Exercise prompt:
Every line below is to be quoted exactly, with nothing added or dropped.

◆ ◆ ◆ ◆ ◆ ◆ ◆

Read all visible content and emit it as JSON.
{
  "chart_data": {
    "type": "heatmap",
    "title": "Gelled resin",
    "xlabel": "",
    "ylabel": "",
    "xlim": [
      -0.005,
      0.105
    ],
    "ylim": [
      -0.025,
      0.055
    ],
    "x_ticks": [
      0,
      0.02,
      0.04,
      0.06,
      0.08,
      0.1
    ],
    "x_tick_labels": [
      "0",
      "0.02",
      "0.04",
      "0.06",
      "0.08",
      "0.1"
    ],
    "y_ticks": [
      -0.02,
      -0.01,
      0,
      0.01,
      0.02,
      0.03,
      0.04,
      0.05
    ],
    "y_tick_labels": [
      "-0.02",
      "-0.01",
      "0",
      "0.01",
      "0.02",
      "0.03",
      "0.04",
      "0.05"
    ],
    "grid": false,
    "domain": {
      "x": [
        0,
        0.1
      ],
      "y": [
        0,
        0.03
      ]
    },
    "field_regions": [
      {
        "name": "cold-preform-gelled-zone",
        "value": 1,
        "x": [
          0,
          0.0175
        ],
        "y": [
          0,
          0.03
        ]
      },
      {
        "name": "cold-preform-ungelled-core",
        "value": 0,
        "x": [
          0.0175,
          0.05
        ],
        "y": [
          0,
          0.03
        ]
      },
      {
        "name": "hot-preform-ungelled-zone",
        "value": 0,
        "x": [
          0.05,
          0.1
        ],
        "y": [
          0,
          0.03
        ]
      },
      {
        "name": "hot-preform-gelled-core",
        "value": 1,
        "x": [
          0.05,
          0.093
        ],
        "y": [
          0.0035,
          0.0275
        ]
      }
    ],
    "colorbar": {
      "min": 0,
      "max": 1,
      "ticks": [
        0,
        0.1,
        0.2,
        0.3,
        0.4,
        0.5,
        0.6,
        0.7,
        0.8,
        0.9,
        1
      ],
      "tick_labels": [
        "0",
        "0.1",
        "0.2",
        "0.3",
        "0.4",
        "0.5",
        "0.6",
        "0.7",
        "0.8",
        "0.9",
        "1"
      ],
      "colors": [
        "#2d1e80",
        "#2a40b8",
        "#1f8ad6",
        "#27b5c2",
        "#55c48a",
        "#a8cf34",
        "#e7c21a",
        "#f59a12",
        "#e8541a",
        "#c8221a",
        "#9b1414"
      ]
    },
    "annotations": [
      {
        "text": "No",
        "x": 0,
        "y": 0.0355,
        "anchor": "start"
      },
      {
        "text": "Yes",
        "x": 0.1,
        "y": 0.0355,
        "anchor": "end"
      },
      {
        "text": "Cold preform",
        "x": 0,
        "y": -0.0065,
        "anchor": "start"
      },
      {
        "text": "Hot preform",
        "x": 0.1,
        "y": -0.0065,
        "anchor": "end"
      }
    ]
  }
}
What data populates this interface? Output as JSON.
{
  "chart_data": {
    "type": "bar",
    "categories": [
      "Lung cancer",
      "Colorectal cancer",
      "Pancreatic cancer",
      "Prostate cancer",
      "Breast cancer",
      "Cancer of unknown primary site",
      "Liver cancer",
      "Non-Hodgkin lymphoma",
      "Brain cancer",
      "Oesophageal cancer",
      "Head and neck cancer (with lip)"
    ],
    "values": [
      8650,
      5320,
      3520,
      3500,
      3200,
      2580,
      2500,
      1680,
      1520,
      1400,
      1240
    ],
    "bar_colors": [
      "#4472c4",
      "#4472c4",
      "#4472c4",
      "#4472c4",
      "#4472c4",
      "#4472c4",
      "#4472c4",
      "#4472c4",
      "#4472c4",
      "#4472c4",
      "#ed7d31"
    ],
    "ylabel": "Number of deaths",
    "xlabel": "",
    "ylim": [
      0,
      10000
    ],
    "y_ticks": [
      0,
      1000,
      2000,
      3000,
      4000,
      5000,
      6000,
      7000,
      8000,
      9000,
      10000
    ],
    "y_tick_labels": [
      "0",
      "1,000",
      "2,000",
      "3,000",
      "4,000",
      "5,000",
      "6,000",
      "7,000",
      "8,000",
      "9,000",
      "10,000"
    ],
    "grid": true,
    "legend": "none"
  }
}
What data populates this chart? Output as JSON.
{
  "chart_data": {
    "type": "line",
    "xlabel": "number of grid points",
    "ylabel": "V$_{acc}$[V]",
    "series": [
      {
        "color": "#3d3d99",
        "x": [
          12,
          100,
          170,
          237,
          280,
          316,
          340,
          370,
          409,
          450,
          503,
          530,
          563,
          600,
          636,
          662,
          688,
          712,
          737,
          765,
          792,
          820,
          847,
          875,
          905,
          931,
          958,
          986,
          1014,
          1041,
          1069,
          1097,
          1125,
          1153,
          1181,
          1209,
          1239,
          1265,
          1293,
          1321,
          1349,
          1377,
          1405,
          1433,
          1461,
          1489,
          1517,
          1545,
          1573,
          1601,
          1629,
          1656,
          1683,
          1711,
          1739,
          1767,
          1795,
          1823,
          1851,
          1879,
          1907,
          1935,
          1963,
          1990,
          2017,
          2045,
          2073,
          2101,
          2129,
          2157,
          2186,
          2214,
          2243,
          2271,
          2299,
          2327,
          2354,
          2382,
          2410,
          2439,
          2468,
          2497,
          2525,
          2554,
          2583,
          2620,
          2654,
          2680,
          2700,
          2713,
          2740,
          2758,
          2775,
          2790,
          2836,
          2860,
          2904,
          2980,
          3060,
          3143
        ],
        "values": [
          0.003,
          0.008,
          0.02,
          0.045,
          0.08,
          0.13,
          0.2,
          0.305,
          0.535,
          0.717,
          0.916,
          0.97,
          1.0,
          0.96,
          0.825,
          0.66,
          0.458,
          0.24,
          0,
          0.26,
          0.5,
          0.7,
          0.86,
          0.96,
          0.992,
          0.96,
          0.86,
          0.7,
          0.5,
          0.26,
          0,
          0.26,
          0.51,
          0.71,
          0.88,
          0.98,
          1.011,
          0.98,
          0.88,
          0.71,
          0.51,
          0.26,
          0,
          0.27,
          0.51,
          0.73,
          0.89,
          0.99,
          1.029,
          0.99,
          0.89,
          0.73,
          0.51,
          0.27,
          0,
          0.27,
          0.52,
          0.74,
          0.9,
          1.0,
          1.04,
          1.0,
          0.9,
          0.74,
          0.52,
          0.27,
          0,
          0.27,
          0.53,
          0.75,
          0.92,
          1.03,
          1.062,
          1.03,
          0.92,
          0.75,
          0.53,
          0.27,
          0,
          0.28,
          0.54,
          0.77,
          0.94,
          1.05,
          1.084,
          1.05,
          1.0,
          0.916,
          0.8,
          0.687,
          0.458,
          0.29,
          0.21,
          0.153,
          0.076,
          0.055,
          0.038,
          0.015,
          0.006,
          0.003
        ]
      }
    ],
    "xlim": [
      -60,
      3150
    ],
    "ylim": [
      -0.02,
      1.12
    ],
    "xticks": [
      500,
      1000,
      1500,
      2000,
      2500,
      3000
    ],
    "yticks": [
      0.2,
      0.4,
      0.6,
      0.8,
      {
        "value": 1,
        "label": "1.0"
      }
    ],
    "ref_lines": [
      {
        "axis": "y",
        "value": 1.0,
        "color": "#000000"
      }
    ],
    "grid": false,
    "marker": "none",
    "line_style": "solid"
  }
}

◆ ◆ ◆ ◆ ◆ ◆ ◆

Finished task:
Read all visible content and emit it as JSON.
{
  "chart_data": {
    "type": "heatmap",
    "title": "Gelled resin",
    "xlabel": "",
    "ylabel": "",
    "xlim": [
      -0.005,
      0.105
    ],
    "ylim": [
      -0.025,
      0.055
    ],
    "x_ticks": [
      0,
      0.02,
      0.04,
      0.06,
      0.08,
      0.1
    ],
    "x_tick_labels": [
      "0",
      "0.02",
      "0.04",
      "0.06",
      "0.08",
      "0.1"
    ],
    "y_ticks": [
      -0.02,
      -0.01,
      0,
      0.01,
      0.02,
      0.03,
      0.04,
      0.05
    ],
    "y_tick_labels": [
      "-0.02",
      "-0.01",
      "0",
      "0.01",
      "0.02",
      "0.03",
      "0.04",
      "0.05"
    ],
    "grid": false,
    "domain": {
      "x": [
        0,
        0.1
      ],
      "y": [
        0,
        0.03
      ]
    },
    "field_regions": [
      {
        "name": "cold-preform-gelled-zone",
        "value": 1,
        "x": [
          0,
          0.0175
        ],
        "y": [
          0,
          0.03
        ]
      },
      {
        "name": "cold-preform-ungelled-core",
        "value": 0,
        "x": [
          0.0175,
          0.05
        ],
        "y": [
          0,
          0.03
        ]
      },
      {
        "name": "hot-preform-ungelled-zone",
        "value": 0,
        "x": [
          0.05,
          0.1
        ],
        "y": [
          0,
          0.03
        ]
      },
      {
        "name": "hot-preform-gelled-core",
        "value": 1,
        "x": [
          0.05,
          0.093
        ],
        "y": [
          0.0035,
          0.0275
        ]
      }
    ],
    "colorbar": {
      "min": 0,
      "max": 1,
      "ticks": [
        0,
        0.1,
        0.2,
        0.3,
        0.4,
        0.5,
        0.6,
        0.7,
        0.8,
        0.9,
        1
      ],
      "tick_labels": [
        "0",
        "0.1",
        "0.2",
        "0.3",
        "0.4",
        "0.5",
        "0.6",
        "0.7",
        "0.8",
        "0.9",
        "1"
      ],
      "colors": [
        "#2d1e80",
        "#2a40b8",
        "#1f8ad6",
        "#27b5c2",
        "#55c48a",
        "#a8cf34",
        "#e7c21a",
        "#f59a12",
        "#e8541a",
        "#c8221a",
        "#9b1414"
      ]
    },
    "annotations": [
      {
        "text": "No",
        "x": 0,
        "y": 0.0355,
        "anchor": "start"
      },
      {
        "text": "Yes",
        "x": 0.1,
        "y": 0.0355,
        "anchor": "end"
      },
      {
        "text": "Cold preform",
        "x": 0,
        "y": -0.0065,
        "anchor": "start"
      },
      {
        "text": "Hot preform",
        "x": 0.1,
        "y": -0.0065,
        "anchor": "end"
      }
    ]
  }
}
What data populates this interface? Output as JSON.
{
  "chart_data": {
    "type": "bar",
    "categories": [
      "Lung cancer",
      "Colorectal cancer",
      "Pancreatic cancer",
      "Prostate cancer",
      "Breast cancer",
      "Cancer of unknown primary site",
      "Liver cancer",
      "Non-Hodgkin lymphoma",
      "Brain cancer",
      "Oesophageal cancer",
      "Head and neck cancer (with lip)"
    ],
    "values": [
      8650,
      5320,
      3520,
      3500,
      3200,
      2580,
      2500,
      1680,
      1520,
      1400,
      1240
    ],
    "bar_colors": [
      "#4472c4",
      "#4472c4",
      "#4472c4",
      "#4472c4",
      "#4472c4",
      "#4472c4",
      "#4472c4",
      "#4472c4",
      "#4472c4",
      "#4472c4",
      "#ed7d31"
    ],
    "ylabel": "Number of deaths",
    "xlabel": "",
    "ylim": [
      0,
      10000
    ],
    "y_ticks": [
      0,
      1000,
      2000,
      3000,
      4000,
      5000,
      6000,
      7000,
      8000,
      9000,
      10000
    ],
    "y_tick_labels": [
      "0",
      "1,000",
      "2,000",
      "3,000",
      "4,000",
      "5,000",
      "6,000",
      "7,000",
      "8,000",
      "9,000",
      "10,000"
    ],
    "grid": true,
    "legend": "none"
  }
}
What data populates this chart? Output as JSON.
{
  "chart_data": {
    "type": "line",
    "xlabel": "number of grid points",
    "ylabel": "V$_{acc}$[V]",
    "series": [
      {
        "color": "#3d3d99",
        "x": [
          12,
          100,
          170,
          237,
          280,
          316,
          340,
          370,
          409,
          450,
          503,
          530,
          563,
          600,
          636,
          662,
          688,
          712,
          737,
          765,
          792,
          820,
          847,
          875,
          905,
          931,
          958,
          986,
          1014,
          1041,
          1069,
          1097,
          1125,
          1153,
          1181,
          1209,
          1239,
          1265,
          1293,
          1321,
          1349,
          1377,
          1405,
          1433,
          1461,
          1489,
          1517,
          1545,
          1573,
          1601,
          1629,
          1656,
          1683,
          1711,
          1739,
          1767,
          1795,
          1823,
          1851,
          1879,
          1907,
          1935,
          1963,
          1990,
          2017,
          2045,
          2073,
          2101,
          2129,
          2157,
          2186,
          2214,
          2243,
          2271,
          2299,
          2327,
          2354,
          2382,
          2410,
          2439,
          2468,
          2497,
          2525,
          2554,
          2583,
          2620,
          2654,
          2680,
          2700,
          2713,
          2740,
          2758,
          2775,
          2790,
          2836,
          2860,
          2904,
          2980,
          3060,
          3143
        ],
        "values": [
          0.003,
          0.008,
          0.02,
          0.045,
          0.08,
          0.13,
          0.2,
          0.305,
          0.535,
          0.717,
          0.916,
          0.97,
          1.0,
          0.96,
          0.825,
          0.66,
          0.458,
          0.24,
          0,
          0.26,
          0.5,
          0.7,
          0.86,
          0.96,
          0.992,
          0.96,
          0.86,
          0.7,
          0.5,
          0.26,
          0,
          0.26,
          0.51,
          0.71,
          0.88,
          0.98,
          1.011,
          0.98,
          0.88,
          0.71,
          0.51,
          0.26,
          0,
          0.27,
          0.51,
          0.73,
          0.89,
          0.99,
          1.029,
          0.99,
          0.89,
          0.73,
          0.51,
          0.27,
          0,
          0.27,
          0.52,
          0.74,
          0.9,
          1.0,
          1.04,
          1.0,
          0.9,
          0.74,
          0.52,
          0.27,
          0,
          0.27,
          0.53,
          0.75,
          0.92,
          1.03,
          1.062,
          1.03,
          0.92,
          0.75,
          0.53,
          0.27,
          0,
          0.28,
          0.54,
          0.77,
          0.94,
          1.05,
          1.084,
          1.05,
          1.0,
          0.916,
          0.8,
          0.687,
          0.458,
          0.29,
          0.21,
          0.153,
          0.076,
          0.055,
          0.038,
          0.015,
          0.006,
          0.003
        ]
      }
    ],
    "xlim": [
      -60,
      3150
    ],
    "ylim": [
      -0.02,
      1.12
    ],
    "xticks": [
      500,
      1000,
      1500,
      2000,
      2500,
      3000
    ],
    "yticks": [
      0.2,
      0.4,
      0.6,
      0.8,
      {
        "value": 1,
        "label": "1.0"
      }
    ],
    "ref_lines": [
      {
        "axis": "y",
        "value": 1.0,
        "color": "#000000"
      }
    ],
    "grid": false,
    "marker": "none",
    "line_style": "solid"
  }
}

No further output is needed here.